*Data rows*.
▼▼▼

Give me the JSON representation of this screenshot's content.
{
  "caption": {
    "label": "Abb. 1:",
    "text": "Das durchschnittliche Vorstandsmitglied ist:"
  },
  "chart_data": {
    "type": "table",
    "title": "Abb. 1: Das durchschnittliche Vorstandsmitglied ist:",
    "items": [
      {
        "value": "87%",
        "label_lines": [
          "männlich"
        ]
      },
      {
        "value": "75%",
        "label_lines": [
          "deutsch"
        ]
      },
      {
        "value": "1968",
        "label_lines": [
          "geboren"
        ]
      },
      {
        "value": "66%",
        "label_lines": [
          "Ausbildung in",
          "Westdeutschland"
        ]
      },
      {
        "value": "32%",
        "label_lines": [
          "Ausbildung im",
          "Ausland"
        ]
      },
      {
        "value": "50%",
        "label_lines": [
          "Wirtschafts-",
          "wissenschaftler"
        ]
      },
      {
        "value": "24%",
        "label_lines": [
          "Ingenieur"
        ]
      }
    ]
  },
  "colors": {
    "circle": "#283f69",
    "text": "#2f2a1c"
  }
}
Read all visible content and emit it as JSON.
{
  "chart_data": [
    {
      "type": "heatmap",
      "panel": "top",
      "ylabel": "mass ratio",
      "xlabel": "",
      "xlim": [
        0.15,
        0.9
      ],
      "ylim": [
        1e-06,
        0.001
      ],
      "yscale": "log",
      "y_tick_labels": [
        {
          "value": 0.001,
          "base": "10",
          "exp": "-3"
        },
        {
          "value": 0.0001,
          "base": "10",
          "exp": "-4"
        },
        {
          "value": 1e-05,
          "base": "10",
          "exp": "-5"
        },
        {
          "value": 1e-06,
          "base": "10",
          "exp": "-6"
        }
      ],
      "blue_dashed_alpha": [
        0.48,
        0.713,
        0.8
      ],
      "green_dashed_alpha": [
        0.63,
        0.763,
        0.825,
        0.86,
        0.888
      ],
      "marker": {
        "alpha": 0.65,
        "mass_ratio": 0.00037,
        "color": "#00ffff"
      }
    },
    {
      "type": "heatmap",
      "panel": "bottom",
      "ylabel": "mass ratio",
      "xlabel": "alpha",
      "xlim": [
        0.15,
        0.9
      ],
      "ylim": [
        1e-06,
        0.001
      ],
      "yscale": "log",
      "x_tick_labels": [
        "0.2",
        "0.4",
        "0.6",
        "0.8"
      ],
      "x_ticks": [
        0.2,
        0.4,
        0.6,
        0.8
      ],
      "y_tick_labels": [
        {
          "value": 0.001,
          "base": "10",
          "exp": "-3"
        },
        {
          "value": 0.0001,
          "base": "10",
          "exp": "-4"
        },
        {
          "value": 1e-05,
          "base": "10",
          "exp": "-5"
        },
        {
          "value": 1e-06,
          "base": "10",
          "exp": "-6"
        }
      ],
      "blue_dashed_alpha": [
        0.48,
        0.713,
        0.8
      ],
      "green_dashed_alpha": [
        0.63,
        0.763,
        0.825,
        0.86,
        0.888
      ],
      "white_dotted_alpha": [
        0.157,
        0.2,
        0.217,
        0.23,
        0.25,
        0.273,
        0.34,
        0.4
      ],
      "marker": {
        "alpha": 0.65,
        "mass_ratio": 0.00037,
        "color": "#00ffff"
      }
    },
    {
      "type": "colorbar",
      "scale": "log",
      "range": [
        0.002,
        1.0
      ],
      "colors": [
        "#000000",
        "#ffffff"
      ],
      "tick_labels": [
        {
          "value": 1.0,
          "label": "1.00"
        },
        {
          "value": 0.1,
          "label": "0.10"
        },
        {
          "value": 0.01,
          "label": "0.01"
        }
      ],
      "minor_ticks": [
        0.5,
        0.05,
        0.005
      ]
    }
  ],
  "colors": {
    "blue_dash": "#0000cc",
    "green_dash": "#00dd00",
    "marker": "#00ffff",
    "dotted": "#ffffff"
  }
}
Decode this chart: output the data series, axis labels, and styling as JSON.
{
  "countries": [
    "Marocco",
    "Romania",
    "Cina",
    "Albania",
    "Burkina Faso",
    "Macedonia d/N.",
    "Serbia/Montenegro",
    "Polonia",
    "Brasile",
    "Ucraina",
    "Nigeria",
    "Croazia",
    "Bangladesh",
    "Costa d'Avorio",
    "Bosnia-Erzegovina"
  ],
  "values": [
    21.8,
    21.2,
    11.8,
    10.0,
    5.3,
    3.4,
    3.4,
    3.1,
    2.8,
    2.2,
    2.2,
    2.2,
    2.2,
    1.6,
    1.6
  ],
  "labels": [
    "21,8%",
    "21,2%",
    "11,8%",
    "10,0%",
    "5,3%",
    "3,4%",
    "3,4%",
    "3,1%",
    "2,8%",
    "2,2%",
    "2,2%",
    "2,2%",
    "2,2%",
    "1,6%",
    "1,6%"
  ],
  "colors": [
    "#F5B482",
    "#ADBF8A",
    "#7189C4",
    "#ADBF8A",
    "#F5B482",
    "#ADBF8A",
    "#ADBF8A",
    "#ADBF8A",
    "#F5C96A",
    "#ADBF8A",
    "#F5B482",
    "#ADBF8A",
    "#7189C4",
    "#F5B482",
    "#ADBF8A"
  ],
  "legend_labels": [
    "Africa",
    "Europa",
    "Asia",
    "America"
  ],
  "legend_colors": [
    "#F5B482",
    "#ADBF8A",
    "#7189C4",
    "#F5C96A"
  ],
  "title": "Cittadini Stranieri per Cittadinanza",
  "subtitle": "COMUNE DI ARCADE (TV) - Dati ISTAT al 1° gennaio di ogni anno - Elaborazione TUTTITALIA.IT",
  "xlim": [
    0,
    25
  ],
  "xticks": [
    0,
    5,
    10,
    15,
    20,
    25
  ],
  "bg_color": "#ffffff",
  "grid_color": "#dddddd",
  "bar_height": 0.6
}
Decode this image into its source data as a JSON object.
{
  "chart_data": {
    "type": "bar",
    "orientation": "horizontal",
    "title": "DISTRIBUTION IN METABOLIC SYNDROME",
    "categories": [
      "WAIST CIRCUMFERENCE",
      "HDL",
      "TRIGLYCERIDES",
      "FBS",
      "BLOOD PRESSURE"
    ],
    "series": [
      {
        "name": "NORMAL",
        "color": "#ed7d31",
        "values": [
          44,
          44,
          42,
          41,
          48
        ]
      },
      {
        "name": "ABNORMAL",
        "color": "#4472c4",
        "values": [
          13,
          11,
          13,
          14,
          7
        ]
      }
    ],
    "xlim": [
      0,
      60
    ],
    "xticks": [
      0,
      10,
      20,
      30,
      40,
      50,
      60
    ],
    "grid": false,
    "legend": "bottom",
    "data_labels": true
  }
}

▲▲▲

*Exercise details*. Every entry must be output again, exactly as written above.

*Correct output*.
Give me the JSON representation of this screenshot's content.
{
  "caption": {
    "label": "Abb. 1:",
    "text": "Das durchschnittliche Vorstandsmitglied ist:"
  },
  "chart_data": {
    "type": "table",
    "title": "Abb. 1: Das durchschnittliche Vorstandsmitglied ist:",
    "items": [
      {
        "value": "87%",
        "label_lines": [
          "männlich"
        ]
      },
      {
        "value": "75%",
        "label_lines": [
          "deutsch"
        ]
      },
      {
        "value": "1968",
        "label_lines": [
          "geboren"
        ]
      },
      {
        "value": "66%",
        "label_lines": [
          "Ausbildung in",
          "Westdeutschland"
        ]
      },
      {
        "value": "32%",
        "label_lines": [
          "Ausbildung im",
          "Ausland"
        ]
      },
      {
        "value": "50%",
        "label_lines": [
          "Wirtschafts-",
          "wissenschaftler"
        ]
      },
      {
        "value": "24%",
        "label_lines": [
          "Ingenieur"
        ]
      }
    ]
  },
  "colors": {
    "circle": "#283f69",
    "text": "#2f2a1c"
  }
}
Read all visible content and emit it as JSON.
{
  "chart_data": [
    {
      "type": "heatmap",
      "panel": "top",
      "ylabel": "mass ratio",
      "xlabel": "",
      "xlim": [
        0.15,
        0.9
      ],
      "ylim": [
        1e-06,
        0.001
      ],
      "yscale": "log",
      "y_tick_labels": [
        {
          "value": 0.001,
          "base": "10",
          "exp": "-3"
        },
        {
          "value": 0.0001,
          "base": "10",
          "exp": "-4"
        },
        {
          "value": 1e-05,
          "base": "10",
          "exp": "-5"
        },
        {
          "value": 1e-06,
          "base": "10",
          "exp": "-6"
        }
      ],
      "blue_dashed_alpha": [
        0.48,
        0.713,
        0.8
      ],
      "green_dashed_alpha": [
        0.63,
        0.763,
        0.825,
        0.86,
        0.888
      ],
      "marker": {
        "alpha": 0.65,
        "mass_ratio": 0.00037,
        "color": "#00ffff"
      }
    },
    {
      "type": "heatmap",
      "panel": "bottom",
      "ylabel": "mass ratio",
      "xlabel": "alpha",
      "xlim": [
        0.15,
        0.9
      ],
      "ylim": [
        1e-06,
        0.001
      ],
      "yscale": "log",
      "x_tick_labels": [
        "0.2",
        "0.4",
        "0.6",
        "0.8"
      ],
      "x_ticks": [
        0.2,
        0.4,
        0.6,
        0.8
      ],
      "y_tick_labels": [
        {
          "value": 0.001,
          "base": "10",
          "exp": "-3"
        },
        {
          "value": 0.0001,
          "base": "10",
          "exp": "-4"
        },
        {
          "value": 1e-05,
          "base": "10",
          "exp": "-5"
        },
        {
          "value": 1e-06,
          "base": "10",
          "exp": "-6"
        }
      ],
      "blue_dashed_alpha": [
        0.48,
        0.713,
        0.8
      ],
      "green_dashed_alpha": [
        0.63,
        0.763,
        0.825,
        0.86,
        0.888
      ],
      "white_dotted_alpha": [
        0.157,
        0.2,
        0.217,
        0.23,
        0.25,
        0.273,
        0.34,
        0.4
      ],
      "marker": {
        "alpha": 0.65,
        "mass_ratio": 0.00037,
        "color": "#00ffff"
      }
    },
    {
      "type": "colorbar",
      "scale": "log",
      "range": [
        0.002,
        1.0
      ],
      "colors": [
        "#000000",
        "#ffffff"
      ],
      "tick_labels": [
        {
          "value": 1.0,
          "label": "1.00"
        },
        {
          "value": 0.1,
          "label": "0.10"
        },
        {
          "value": 0.01,
          "label": "0.01"
        }
      ],
      "minor_ticks": [
        0.5,
        0.05,
        0.005
      ]
    }
  ],
  "colors": {
    "blue_dash": "#0000cc",
    "green_dash": "#00dd00",
    "marker": "#00ffff",
    "dotted": "#ffffff"
  }
}
Decode this chart: output the data series, axis labels, and styling as JSON.
{
  "countries": [
    "Marocco",
    "Romania",
    "Cina",
    "Albania",
    "Burkina Faso",
    "Macedonia d/N.",
    "Serbia/Montenegro",
    "Polonia",
    "Brasile",
    "Ucraina",
    "Nigeria",
    "Croazia",
    "Bangladesh",
    "Costa d'Avorio",
    "Bosnia-Erzegovina"
  ],
  "values": [
    21.8,
    21.2,
    11.8,
    10.0,
    5.3,
    3.4,
    3.4,
    3.1,
    2.8,
    2.2,
    2.2,
    2.2,
    2.2,
    1.6,
    1.6
  ],
  "labels": [
    "21,8%",
    "21,2%",
    "11,8%",
    "10,0%",
    "5,3%",
    "3,4%",
    "3,4%",
    "3,1%",
    "2,8%",
    "2,2%",
    "2,2%",
    "2,2%",
    "2,2%",
    "1,6%",
    "1,6%"
  ],
  "colors": [
    "#F5B482",
    "#ADBF8A",
    "#7189C4",
    "#ADBF8A",
    "#F5B482",
    "#ADBF8A",
    "#ADBF8A",
    "#ADBF8A",
    "#F5C96A",
    "#ADBF8A",
    "#F5B482",
    "#ADBF8A",
    "#7189C4",
    "#F5B482",
    "#ADBF8A"
  ],
  "legend_labels": [
    "Africa",
    "Europa",
    "Asia",
    "America"
  ],
  "legend_colors": [
    "#F5B482",
    "#ADBF8A",
    "#7189C4",
    "#F5C96A"
  ],
  "title": "Cittadini Stranieri per Cittadinanza",
  "subtitle": "COMUNE DI ARCADE (TV) - Dati ISTAT al 1° gennaio di ogni anno - Elaborazione TUTTITALIA.IT",
  "xlim": [
    0,
    25
  ],
  "xticks": [
    0,
    5,
    10,
    15,
    20,
    25
  ],
  "bg_color": "#ffffff",
  "grid_color": "#dddddd",
  "bar_height": 0.6
}
Decode this image into its source data as a JSON object.
{
  "chart_data": {
    "type": "bar",
    "orientation": "horizontal",
    "title": "DISTRIBUTION IN METABOLIC SYNDROME",
    "categories": [
      "WAIST CIRCUMFERENCE",
      "HDL",
      "TRIGLYCERIDES",
      "FBS",
      "BLOOD PRESSURE"
    ],
    "series": [
      {
        "name": "NORMAL",
        "color": "#ed7d31",
        "values": [
          44,
          44,
          42,
          41,
          48
        ]
      },
      {
        "name": "ABNORMAL",
        "color": "#4472c4",
        "values": [
          13,
          11,
          13,
          14,
          7
        ]
      }
    ],
    "xlim": [
      0,
      60
    ],
    "xticks": [
      0,
      10,
      20,
      30,
      40,
      50,
      60
    ],
    "grid": false,
    "legend": "bottom",
    "data_labels": true
  }
}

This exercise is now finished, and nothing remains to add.